Exercise brief - From the listing below, extract every line in which the word "https" appears.

━━━━━ Available records ━━━━━

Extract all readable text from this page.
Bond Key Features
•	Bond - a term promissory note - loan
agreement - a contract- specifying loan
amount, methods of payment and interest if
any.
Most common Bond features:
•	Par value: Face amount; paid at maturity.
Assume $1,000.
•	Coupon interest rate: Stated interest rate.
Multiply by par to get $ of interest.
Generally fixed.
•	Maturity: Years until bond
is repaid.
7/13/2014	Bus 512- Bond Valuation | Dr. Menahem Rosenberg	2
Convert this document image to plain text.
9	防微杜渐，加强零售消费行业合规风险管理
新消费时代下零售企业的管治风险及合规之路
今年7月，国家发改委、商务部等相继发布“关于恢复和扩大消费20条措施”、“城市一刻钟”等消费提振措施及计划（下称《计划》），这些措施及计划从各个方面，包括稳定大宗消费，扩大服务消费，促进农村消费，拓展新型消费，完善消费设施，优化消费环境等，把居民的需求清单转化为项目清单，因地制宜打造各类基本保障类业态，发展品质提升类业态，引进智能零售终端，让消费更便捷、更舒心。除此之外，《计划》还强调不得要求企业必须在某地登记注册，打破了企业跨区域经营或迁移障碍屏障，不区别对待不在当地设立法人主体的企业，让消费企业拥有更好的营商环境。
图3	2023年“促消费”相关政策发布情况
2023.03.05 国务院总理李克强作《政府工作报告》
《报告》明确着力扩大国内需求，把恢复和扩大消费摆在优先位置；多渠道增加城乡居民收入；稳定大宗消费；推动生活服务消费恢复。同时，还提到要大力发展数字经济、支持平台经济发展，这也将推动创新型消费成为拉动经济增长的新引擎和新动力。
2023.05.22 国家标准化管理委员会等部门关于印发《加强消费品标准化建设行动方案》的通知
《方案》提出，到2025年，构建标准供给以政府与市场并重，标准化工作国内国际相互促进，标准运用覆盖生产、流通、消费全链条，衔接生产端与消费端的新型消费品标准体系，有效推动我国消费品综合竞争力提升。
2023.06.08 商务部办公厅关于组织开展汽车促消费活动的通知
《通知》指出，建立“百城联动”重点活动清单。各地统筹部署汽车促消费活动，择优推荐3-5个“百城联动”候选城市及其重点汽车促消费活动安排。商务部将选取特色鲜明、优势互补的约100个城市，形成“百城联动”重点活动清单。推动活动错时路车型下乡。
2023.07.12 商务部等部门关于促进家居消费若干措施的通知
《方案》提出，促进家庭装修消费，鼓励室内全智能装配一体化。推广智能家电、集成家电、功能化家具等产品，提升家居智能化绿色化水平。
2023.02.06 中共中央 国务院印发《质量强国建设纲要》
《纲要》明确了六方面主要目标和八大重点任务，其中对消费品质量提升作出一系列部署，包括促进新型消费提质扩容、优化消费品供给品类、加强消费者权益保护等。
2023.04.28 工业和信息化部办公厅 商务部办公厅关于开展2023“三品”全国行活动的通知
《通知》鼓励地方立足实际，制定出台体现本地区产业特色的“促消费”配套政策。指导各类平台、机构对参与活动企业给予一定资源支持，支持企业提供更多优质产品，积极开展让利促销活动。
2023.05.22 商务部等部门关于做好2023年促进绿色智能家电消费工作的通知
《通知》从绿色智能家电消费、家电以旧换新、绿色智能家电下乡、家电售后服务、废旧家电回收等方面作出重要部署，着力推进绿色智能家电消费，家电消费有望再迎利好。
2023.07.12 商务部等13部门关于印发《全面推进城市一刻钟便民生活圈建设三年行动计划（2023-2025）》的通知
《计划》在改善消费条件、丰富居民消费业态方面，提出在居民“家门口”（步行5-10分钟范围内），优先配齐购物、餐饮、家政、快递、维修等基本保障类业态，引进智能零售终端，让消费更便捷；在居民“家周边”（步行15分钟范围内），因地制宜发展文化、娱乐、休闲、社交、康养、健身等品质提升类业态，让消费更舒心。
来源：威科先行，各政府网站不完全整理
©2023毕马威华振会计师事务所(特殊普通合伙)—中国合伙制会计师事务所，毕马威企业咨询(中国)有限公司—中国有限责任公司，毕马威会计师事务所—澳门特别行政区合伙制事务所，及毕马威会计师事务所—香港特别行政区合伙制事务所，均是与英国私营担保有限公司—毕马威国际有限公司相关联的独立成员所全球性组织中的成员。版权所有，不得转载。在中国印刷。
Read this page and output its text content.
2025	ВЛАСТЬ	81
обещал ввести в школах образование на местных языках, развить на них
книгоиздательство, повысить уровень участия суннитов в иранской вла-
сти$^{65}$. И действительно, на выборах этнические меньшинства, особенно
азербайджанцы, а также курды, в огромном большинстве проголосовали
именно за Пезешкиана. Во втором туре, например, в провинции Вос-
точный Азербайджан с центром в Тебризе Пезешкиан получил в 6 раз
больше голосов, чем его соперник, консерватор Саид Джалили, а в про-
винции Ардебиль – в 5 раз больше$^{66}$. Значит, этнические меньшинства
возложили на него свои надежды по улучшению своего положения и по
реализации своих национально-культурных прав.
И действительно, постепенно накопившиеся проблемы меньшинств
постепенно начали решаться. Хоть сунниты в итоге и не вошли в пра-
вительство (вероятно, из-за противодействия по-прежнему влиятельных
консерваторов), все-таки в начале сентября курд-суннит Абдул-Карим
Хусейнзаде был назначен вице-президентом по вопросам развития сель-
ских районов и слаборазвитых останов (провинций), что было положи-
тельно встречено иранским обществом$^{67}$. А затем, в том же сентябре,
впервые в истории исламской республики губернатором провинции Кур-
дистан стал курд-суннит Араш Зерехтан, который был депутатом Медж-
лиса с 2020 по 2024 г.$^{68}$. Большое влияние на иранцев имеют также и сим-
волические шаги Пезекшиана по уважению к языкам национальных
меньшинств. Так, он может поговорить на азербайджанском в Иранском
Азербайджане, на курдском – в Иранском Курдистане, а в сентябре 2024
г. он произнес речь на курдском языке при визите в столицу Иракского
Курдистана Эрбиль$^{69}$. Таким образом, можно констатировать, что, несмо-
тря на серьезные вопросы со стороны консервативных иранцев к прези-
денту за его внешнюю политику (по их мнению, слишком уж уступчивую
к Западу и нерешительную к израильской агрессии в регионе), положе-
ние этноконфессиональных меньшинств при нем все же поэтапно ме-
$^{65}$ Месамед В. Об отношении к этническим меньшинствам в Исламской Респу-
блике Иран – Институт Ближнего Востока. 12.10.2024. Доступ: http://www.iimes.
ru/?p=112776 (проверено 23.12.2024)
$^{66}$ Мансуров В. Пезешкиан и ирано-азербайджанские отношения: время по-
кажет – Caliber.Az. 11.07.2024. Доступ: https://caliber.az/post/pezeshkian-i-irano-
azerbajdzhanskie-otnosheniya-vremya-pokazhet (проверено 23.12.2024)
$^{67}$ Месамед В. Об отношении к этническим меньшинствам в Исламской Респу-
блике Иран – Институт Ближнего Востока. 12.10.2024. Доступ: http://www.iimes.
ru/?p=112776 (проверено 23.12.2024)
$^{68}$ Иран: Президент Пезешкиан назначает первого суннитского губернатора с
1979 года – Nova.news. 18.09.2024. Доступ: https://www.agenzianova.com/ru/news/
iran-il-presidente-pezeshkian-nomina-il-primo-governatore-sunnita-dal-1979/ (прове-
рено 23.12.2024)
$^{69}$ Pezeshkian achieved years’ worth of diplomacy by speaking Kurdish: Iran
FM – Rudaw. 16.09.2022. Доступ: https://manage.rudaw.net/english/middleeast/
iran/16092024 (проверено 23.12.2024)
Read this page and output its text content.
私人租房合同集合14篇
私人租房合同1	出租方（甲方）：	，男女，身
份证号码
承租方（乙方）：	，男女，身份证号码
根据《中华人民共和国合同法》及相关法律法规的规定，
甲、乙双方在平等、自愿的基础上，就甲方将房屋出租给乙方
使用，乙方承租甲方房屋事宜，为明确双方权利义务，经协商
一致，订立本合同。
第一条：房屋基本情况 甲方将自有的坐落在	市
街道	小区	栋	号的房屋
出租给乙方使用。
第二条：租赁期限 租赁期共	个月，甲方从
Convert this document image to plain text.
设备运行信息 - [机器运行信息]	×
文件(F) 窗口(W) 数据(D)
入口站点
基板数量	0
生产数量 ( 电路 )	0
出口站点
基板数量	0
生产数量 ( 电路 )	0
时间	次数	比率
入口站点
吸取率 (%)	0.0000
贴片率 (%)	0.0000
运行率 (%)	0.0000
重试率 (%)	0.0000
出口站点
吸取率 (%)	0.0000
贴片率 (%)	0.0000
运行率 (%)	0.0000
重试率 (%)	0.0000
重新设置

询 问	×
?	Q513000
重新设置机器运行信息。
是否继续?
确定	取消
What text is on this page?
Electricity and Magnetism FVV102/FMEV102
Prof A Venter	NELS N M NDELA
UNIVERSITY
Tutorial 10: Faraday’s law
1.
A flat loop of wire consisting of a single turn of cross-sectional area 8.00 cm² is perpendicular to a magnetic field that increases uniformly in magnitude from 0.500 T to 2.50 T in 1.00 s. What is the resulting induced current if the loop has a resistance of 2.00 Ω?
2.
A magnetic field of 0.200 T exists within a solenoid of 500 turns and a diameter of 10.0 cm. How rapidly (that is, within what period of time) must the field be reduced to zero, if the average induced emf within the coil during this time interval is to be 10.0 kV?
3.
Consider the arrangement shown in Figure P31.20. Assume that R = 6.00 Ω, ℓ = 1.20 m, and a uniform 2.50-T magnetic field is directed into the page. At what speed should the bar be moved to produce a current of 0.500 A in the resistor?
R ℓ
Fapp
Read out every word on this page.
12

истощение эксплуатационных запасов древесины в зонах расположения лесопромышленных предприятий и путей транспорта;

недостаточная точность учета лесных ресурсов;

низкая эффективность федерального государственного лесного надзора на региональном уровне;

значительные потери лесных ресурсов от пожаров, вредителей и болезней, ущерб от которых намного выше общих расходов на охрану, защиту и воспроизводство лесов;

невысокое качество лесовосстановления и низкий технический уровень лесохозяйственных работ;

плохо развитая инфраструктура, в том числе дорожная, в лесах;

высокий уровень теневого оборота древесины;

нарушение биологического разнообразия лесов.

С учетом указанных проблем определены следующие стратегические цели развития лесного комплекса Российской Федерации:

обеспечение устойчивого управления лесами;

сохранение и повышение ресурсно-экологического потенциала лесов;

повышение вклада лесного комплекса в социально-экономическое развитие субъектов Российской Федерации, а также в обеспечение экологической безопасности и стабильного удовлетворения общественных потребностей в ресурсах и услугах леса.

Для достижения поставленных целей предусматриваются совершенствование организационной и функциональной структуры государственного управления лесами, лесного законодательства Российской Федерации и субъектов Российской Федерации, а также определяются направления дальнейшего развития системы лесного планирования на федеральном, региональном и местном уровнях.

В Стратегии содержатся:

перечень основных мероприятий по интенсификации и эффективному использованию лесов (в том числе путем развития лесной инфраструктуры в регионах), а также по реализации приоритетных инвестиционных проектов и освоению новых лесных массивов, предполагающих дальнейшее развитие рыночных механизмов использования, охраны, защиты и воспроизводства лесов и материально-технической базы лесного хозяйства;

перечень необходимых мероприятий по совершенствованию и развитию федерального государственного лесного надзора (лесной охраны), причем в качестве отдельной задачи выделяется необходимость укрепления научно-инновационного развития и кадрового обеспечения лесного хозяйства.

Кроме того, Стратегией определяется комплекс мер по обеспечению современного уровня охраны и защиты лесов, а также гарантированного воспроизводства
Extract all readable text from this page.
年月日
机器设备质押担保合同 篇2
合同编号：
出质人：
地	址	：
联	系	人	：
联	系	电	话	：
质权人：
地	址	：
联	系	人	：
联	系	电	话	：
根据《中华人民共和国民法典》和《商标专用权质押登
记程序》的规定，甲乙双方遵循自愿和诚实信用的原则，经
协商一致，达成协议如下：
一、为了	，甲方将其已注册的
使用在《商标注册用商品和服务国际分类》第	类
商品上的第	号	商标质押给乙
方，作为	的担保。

━━━━━

Exercise output -
кажет – Caliber.Az. 11.07.2024. Доступ: https://caliber.az/post/pezeshkian-i-irano-
1979 года – Nova.news. 18.09.2024. Доступ: https://www.agenzianova.com/ru/news/
FM – Rudaw. 16.09.2022. Доступ: https://manage.rudaw.net/english/middleeast/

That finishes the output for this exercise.